■ **Problem to solve**: Take from the listing each line that has the string "packed".

·····

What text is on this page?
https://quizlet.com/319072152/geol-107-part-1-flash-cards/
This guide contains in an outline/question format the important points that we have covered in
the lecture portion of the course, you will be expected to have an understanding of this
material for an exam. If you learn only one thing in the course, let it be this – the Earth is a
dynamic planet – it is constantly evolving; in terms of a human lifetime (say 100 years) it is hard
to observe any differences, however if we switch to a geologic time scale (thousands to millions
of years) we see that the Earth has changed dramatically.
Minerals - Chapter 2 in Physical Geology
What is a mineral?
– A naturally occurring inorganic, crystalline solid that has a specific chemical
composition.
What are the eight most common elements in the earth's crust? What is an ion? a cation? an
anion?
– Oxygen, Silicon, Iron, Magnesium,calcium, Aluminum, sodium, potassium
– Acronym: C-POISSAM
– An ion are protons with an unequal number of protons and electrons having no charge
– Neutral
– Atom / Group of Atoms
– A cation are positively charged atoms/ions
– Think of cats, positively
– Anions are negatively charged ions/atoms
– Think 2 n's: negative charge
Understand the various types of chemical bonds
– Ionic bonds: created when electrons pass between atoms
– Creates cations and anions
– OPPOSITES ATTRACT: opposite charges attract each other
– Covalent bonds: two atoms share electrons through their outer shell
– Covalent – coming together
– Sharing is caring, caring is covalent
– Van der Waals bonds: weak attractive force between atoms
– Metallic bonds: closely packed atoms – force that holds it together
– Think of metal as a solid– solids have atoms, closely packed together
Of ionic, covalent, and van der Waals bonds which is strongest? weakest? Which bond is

·····

■ **Exercise output**:
– Metallic bonds: closely packed atoms – force that holds it together
– Think of metal as a solid– solids have atoms, closely packed together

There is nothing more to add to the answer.